[Dataset records]
^^^^

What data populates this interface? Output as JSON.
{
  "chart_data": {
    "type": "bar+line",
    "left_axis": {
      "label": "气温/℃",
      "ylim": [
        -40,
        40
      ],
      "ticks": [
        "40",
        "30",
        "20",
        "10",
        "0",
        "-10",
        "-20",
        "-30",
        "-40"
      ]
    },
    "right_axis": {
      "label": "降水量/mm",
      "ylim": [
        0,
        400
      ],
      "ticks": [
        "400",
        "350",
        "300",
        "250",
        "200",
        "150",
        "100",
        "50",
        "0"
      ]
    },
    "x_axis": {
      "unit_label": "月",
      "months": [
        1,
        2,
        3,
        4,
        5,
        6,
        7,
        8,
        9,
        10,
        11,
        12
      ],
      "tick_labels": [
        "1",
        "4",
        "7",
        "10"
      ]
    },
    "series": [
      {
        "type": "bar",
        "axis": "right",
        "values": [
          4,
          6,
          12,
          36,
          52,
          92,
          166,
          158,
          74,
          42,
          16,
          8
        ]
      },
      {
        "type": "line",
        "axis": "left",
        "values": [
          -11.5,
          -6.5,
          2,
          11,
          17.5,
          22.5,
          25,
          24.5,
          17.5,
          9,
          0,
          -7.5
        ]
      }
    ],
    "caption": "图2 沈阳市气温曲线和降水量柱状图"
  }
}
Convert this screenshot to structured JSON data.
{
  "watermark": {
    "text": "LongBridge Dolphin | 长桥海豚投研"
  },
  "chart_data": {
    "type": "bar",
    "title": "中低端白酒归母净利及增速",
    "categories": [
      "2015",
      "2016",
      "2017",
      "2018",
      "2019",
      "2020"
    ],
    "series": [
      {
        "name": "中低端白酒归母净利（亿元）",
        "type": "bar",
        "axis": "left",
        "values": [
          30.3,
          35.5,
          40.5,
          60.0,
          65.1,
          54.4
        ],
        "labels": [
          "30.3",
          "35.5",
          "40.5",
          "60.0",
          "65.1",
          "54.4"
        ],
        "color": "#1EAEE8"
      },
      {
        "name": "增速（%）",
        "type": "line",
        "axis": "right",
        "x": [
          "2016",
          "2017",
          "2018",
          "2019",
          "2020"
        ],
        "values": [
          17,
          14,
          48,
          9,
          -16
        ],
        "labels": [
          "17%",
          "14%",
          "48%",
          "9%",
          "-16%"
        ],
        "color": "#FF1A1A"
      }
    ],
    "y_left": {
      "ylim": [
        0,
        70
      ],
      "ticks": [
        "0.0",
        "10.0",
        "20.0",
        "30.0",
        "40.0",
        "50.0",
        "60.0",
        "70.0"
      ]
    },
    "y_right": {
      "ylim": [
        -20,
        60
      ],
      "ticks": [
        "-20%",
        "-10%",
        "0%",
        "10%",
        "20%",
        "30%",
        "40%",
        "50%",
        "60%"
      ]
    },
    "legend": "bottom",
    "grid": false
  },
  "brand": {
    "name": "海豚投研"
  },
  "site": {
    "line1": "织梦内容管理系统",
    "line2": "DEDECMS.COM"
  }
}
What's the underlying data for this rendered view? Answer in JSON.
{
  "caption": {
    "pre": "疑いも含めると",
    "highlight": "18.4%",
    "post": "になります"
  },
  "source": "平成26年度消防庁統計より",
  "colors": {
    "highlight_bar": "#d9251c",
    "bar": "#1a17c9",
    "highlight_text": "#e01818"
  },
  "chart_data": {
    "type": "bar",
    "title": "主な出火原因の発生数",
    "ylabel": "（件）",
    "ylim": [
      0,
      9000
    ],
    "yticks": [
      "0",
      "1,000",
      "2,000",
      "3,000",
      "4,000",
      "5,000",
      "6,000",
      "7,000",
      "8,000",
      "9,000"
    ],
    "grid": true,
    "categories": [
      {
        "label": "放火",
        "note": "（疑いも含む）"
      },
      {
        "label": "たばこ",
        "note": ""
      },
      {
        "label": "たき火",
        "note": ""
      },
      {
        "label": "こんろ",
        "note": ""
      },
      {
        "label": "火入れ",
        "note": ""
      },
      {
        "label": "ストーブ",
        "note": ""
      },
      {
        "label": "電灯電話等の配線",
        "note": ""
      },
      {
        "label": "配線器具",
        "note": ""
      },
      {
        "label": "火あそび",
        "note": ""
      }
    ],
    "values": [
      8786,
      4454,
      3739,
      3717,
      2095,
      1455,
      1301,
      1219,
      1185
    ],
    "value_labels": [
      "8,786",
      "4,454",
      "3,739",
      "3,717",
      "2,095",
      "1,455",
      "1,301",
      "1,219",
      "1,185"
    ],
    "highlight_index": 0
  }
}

^^^^

_Work to be completed_:
The records above must be repeated exactly, every one of them.

_Answer to this problem_:
What data populates this interface? Output as JSON.
{
  "chart_data": {
    "type": "bar+line",
    "left_axis": {
      "label": "气温/℃",
      "ylim": [
        -40,
        40
      ],
      "ticks": [
        "40",
        "30",
        "20",
        "10",
        "0",
        "-10",
        "-20",
        "-30",
        "-40"
      ]
    },
    "right_axis": {
      "label": "降水量/mm",
      "ylim": [
        0,
        400
      ],
      "ticks": [
        "400",
        "350",
        "300",
        "250",
        "200",
        "150",
        "100",
        "50",
        "0"
      ]
    },
    "x_axis": {
      "unit_label": "月",
      "months": [
        1,
        2,
        3,
        4,
        5,
        6,
        7,
        8,
        9,
        10,
        11,
        12
      ],
      "tick_labels": [
        "1",
        "4",
        "7",
        "10"
      ]
    },
    "series": [
      {
        "type": "bar",
        "axis": "right",
        "values": [
          4,
          6,
          12,
          36,
          52,
          92,
          166,
          158,
          74,
          42,
          16,
          8
        ]
      },
      {
        "type": "line",
        "axis": "left",
        "values": [
          -11.5,
          -6.5,
          2,
          11,
          17.5,
          22.5,
          25,
          24.5,
          17.5,
          9,
          0,
          -7.5
        ]
      }
    ],
    "caption": "图2 沈阳市气温曲线和降水量柱状图"
  }
}
Convert this screenshot to structured JSON data.
{
  "watermark": {
    "text": "LongBridge Dolphin | 长桥海豚投研"
  },
  "chart_data": {
    "type": "bar",
    "title": "中低端白酒归母净利及增速",
    "categories": [
      "2015",
      "2016",
      "2017",
      "2018",
      "2019",
      "2020"
    ],
    "series": [
      {
        "name": "中低端白酒归母净利（亿元）",
        "type": "bar",
        "axis": "left",
        "values": [
          30.3,
          35.5,
          40.5,
          60.0,
          65.1,
          54.4
        ],
        "labels": [
          "30.3",
          "35.5",
          "40.5",
          "60.0",
          "65.1",
          "54.4"
        ],
        "color": "#1EAEE8"
      },
      {
        "name": "增速（%）",
        "type": "line",
        "axis": "right",
        "x": [
          "2016",
          "2017",
          "2018",
          "2019",
          "2020"
        ],
        "values": [
          17,
          14,
          48,
          9,
          -16
        ],
        "labels": [
          "17%",
          "14%",
          "48%",
          "9%",
          "-16%"
        ],
        "color": "#FF1A1A"
      }
    ],
    "y_left": {
      "ylim": [
        0,
        70
      ],
      "ticks": [
        "0.0",
        "10.0",
        "20.0",
        "30.0",
        "40.0",
        "50.0",
        "60.0",
        "70.0"
      ]
    },
    "y_right": {
      "ylim": [
        -20,
        60
      ],
      "ticks": [
        "-20%",
        "-10%",
        "0%",
        "10%",
        "20%",
        "30%",
        "40%",
        "50%",
        "60%"
      ]
    },
    "legend": "bottom",
    "grid": false
  },
  "brand": {
    "name": "海豚投研"
  },
  "site": {
    "line1": "织梦内容管理系统",
    "line2": "DEDECMS.COM"
  }
}
What's the underlying data for this rendered view? Answer in JSON.
{
  "caption": {
    "pre": "疑いも含めると",
    "highlight": "18.4%",
    "post": "になります"
  },
  "source": "平成26年度消防庁統計より",
  "colors": {
    "highlight_bar": "#d9251c",
    "bar": "#1a17c9",
    "highlight_text": "#e01818"
  },
  "chart_data": {
    "type": "bar",
    "title": "主な出火原因の発生数",
    "ylabel": "（件）",
    "ylim": [
      0,
      9000
    ],
    "yticks": [
      "0",
      "1,000",
      "2,000",
      "3,000",
      "4,000",
      "5,000",
      "6,000",
      "7,000",
      "8,000",
      "9,000"
    ],
    "grid": true,
    "categories": [
      {
        "label": "放火",
        "note": "（疑いも含む）"
      },
      {
        "label": "たばこ",
        "note": ""
      },
      {
        "label": "たき火",
        "note": ""
      },
      {
        "label": "こんろ",
        "note": ""
      },
      {
        "label": "火入れ",
        "note": ""
      },
      {
        "label": "ストーブ",
        "note": ""
      },
      {
        "label": "電灯電話等の配線",
        "note": ""
      },
      {
        "label": "配線器具",
        "note": ""
      },
      {
        "label": "火あそび",
        "note": ""
      }
    ],
    "values": [
      8786,
      4454,
      3739,
      3717,
      2095,
      1455,
      1301,
      1219,
      1185
    ],
    "value_labels": [
      "8,786",
      "4,454",
      "3,739",
      "3,717",
      "2,095",
      "1,455",
      "1,301",
      "1,219",
      "1,185"
    ],
    "highlight_index": 0
  }
}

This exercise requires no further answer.